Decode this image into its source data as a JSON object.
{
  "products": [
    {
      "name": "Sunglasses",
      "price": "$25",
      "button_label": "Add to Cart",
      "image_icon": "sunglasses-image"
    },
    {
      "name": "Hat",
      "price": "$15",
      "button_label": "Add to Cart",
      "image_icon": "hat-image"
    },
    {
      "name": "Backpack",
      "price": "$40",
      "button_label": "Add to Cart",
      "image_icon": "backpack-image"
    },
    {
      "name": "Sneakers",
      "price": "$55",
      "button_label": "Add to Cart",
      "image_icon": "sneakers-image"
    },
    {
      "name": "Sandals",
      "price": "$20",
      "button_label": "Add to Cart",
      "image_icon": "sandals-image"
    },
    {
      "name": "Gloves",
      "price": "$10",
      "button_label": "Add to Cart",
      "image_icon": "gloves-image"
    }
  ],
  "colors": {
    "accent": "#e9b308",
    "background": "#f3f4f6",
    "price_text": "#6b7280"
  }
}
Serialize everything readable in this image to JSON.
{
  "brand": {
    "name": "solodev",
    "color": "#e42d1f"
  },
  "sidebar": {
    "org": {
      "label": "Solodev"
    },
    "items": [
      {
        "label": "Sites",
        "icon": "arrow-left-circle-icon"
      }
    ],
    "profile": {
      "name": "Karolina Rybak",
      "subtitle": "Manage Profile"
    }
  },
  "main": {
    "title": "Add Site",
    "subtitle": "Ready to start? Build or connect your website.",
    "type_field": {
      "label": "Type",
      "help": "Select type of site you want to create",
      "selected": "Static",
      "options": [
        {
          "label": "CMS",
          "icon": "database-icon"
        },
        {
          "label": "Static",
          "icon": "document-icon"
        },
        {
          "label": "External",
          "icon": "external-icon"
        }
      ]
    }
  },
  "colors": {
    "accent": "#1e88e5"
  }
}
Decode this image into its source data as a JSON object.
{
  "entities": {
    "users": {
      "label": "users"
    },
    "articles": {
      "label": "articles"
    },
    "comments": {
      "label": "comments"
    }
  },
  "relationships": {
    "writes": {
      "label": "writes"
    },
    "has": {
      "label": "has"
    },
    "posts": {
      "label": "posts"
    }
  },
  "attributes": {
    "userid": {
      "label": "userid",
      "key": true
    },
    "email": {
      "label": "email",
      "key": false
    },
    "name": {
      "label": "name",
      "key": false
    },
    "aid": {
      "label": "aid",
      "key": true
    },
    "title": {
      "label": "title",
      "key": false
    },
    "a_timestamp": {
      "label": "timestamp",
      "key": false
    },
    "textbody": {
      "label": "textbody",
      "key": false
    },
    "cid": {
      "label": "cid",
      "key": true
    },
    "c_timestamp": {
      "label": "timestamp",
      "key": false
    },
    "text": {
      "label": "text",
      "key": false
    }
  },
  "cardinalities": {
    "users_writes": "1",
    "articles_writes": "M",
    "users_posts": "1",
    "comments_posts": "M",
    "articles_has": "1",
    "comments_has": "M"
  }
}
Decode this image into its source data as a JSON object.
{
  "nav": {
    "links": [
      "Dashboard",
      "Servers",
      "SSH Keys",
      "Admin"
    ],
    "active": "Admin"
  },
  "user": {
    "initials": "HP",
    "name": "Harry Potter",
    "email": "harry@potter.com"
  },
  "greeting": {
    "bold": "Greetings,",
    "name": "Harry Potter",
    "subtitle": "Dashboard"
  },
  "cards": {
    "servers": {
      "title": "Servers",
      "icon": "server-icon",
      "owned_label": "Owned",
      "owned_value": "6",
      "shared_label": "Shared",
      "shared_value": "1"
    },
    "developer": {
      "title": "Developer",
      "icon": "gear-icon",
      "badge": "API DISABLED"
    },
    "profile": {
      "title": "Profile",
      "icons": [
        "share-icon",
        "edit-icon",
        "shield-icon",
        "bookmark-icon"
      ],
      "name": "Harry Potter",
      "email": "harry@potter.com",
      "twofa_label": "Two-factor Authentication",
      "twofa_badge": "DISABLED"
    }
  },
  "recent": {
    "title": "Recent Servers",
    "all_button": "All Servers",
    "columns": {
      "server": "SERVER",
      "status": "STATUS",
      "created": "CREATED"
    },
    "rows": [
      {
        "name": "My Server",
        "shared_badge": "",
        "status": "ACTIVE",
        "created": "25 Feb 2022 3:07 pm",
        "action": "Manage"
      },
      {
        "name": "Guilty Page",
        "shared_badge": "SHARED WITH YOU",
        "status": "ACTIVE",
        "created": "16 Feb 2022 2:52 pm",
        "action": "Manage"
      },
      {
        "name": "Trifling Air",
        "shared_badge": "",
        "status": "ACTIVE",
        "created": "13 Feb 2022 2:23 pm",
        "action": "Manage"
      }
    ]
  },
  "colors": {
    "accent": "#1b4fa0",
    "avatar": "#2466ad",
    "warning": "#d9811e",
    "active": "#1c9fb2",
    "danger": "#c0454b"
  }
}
┄┄┄┄┄┄┄┄┄┄┄┄┄┄┄┄┄┄┄┄
EXERCISE BRIEF :: Every record above should be output exactly.

WRITTEN SOLUTION ::
Decode this image into its source data as a JSON object.
{
  "products": [
    {
      "name": "Sunglasses",
      "price": "$25",
      "button_label": "Add to Cart",
      "image_icon": "sunglasses-image"
    },
    {
      "name": "Hat",
      "price": "$15",
      "button_label": "Add to Cart",
      "image_icon": "hat-image"
    },
    {
      "name": "Backpack",
      "price": "$40",
      "button_label": "Add to Cart",
      "image_icon": "backpack-image"
    },
    {
      "name": "Sneakers",
      "price": "$55",
      "button_label": "Add to Cart",
      "image_icon": "sneakers-image"
    },
    {
      "name": "Sandals",
      "price": "$20",
      "button_label": "Add to Cart",
      "image_icon": "sandals-image"
    },
    {
      "name": "Gloves",
      "price": "$10",
      "button_label": "Add to Cart",
      "image_icon": "gloves-image"
    }
  ],
  "colors": {
    "accent": "#e9b308",
    "background": "#f3f4f6",
    "price_text": "#6b7280"
  }
}
Serialize everything readable in this image to JSON.
{
  "brand": {
    "name": "solodev",
    "color": "#e42d1f"
  },
  "sidebar": {
    "org": {
      "label": "Solodev"
    },
    "items": [
      {
        "label": "Sites",
        "icon": "arrow-left-circle-icon"
      }
    ],
    "profile": {
      "name": "Karolina Rybak",
      "subtitle": "Manage Profile"
    }
  },
  "main": {
    "title": "Add Site",
    "subtitle": "Ready to start? Build or connect your website.",
    "type_field": {
      "label": "Type",
      "help": "Select type of site you want to create",
      "selected": "Static",
      "options": [
        {
          "label": "CMS",
          "icon": "database-icon"
        },
        {
          "label": "Static",
          "icon": "document-icon"
        },
        {
          "label": "External",
          "icon": "external-icon"
        }
      ]
    }
  },
  "colors": {
    "accent": "#1e88e5"
  }
}
Decode this image into its source data as a JSON object.
{
  "entities": {
    "users": {
      "label": "users"
    },
    "articles": {
      "label": "articles"
    },
    "comments": {
      "label": "comments"
    }
  },
  "relationships": {
    "writes": {
      "label": "writes"
    },
    "has": {
      "label": "has"
    },
    "posts": {
      "label": "posts"
    }
  },
  "attributes": {
    "userid": {
      "label": "userid",
      "key": true
    },
    "email": {
      "label": "email",
      "key": false
    },
    "name": {
      "label": "name",
      "key": false
    },
    "aid": {
      "label": "aid",
      "key": true
    },
    "title": {
      "label": "title",
      "key": false
    },
    "a_timestamp": {
      "label": "timestamp",
      "key": false
    },
    "textbody": {
      "label": "textbody",
      "key": false
    },
    "cid": {
      "label": "cid",
      "key": true
    },
    "c_timestamp": {
      "label": "timestamp",
      "key": false
    },
    "text": {
      "label": "text",
      "key": false
    }
  },
  "cardinalities": {
    "users_writes": "1",
    "articles_writes": "M",
    "users_posts": "1",
    "comments_posts": "M",
    "articles_has": "1",
    "comments_has": "M"
  }
}
Decode this image into its source data as a JSON object.
{
  "nav": {
    "links": [
      "Dashboard",
      "Servers",
      "SSH Keys",
      "Admin"
    ],
    "active": "Admin"
  },
  "user": {
    "initials": "HP",
    "name": "Harry Potter",
    "email": "harry@potter.com"
  },
  "greeting": {
    "bold": "Greetings,",
    "name": "Harry Potter",
    "subtitle": "Dashboard"
  },
  "cards": {
    "servers": {
      "title": "Servers",
      "icon": "server-icon",
      "owned_label": "Owned",
      "owned_value": "6",
      "shared_label": "Shared",
      "shared_value": "1"
    },
    "developer": {
      "title": "Developer",
      "icon": "gear-icon",
      "badge": "API DISABLED"
    },
    "profile": {
      "title": "Profile",
      "icons": [
        "share-icon",
        "edit-icon",
        "shield-icon",
        "bookmark-icon"
      ],
      "name": "Harry Potter",
      "email": "harry@potter.com",
      "twofa_label": "Two-factor Authentication",
      "twofa_badge": "DISABLED"
    }
  },
  "recent": {
    "title": "Recent Servers",
    "all_button": "All Servers",
    "columns": {
      "server": "SERVER",
      "status": "STATUS",
      "created": "CREATED"
    },
    "rows": [
      {
        "name": "My Server",
        "shared_badge": "",
        "status": "ACTIVE",
        "created": "25 Feb 2022 3:07 pm",
        "action": "Manage"
      },
      {
        "name": "Guilty Page",
        "shared_badge": "SHARED WITH YOU",
        "status": "ACTIVE",
        "created": "16 Feb 2022 2:52 pm",
        "action": "Manage"
      },
      {
        "name": "Trifling Air",
        "shared_badge": "",
        "status": "ACTIVE",
        "created": "13 Feb 2022 2:23 pm",
        "action": "Manage"
      }
    ]
  },
  "colors": {
    "accent": "#1b4fa0",
    "avatar": "#2466ad",
    "warning": "#d9811e",
    "active": "#1c9fb2",
    "danger": "#c0454b"
  }
}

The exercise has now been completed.